_THE TASK_.
Return the records that follow, matching each one exactly.
+++
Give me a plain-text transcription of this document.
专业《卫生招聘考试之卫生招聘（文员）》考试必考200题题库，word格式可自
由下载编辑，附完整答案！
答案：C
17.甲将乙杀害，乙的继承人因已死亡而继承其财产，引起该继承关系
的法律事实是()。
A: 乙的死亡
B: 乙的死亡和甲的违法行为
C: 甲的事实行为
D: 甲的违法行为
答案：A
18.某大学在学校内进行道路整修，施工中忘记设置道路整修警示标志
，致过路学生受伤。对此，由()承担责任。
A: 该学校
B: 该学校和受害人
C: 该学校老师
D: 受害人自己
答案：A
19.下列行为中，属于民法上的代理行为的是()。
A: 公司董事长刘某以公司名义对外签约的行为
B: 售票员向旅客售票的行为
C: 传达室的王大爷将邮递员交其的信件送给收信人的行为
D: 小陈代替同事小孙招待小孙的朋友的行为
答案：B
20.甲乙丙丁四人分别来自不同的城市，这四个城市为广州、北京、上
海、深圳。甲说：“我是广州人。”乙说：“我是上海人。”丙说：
+++
_TASK RESPONSE_.
Give me a plain-text transcription of this document.
专业《卫生招聘考试之卫生招聘（文员）》考试必考200题题库，word格式可自
由下载编辑，附完整答案！
答案：C
17.甲将乙杀害，乙的继承人因已死亡而继承其财产，引起该继承关系
的法律事实是()。
A: 乙的死亡
B: 乙的死亡和甲的违法行为
C: 甲的事实行为
D: 甲的违法行为
答案：A
18.某大学在学校内进行道路整修，施工中忘记设置道路整修警示标志
，致过路学生受伤。对此，由()承担责任。
A: 该学校
B: 该学校和受害人
C: 该学校老师
D: 受害人自己
答案：A
19.下列行为中，属于民法上的代理行为的是()。
A: 公司董事长刘某以公司名义对外签约的行为
B: 售票员向旅客售票的行为
C: 传达室的王大爷将邮递员交其的信件送给收信人的行为
D: 小陈代替同事小孙招待小孙的朋友的行为
答案：B
20.甲乙丙丁四人分别来自不同的城市，这四个城市为广州、北京、上
海、深圳。甲说：“我是广州人。”乙说：“我是上海人。”丙说：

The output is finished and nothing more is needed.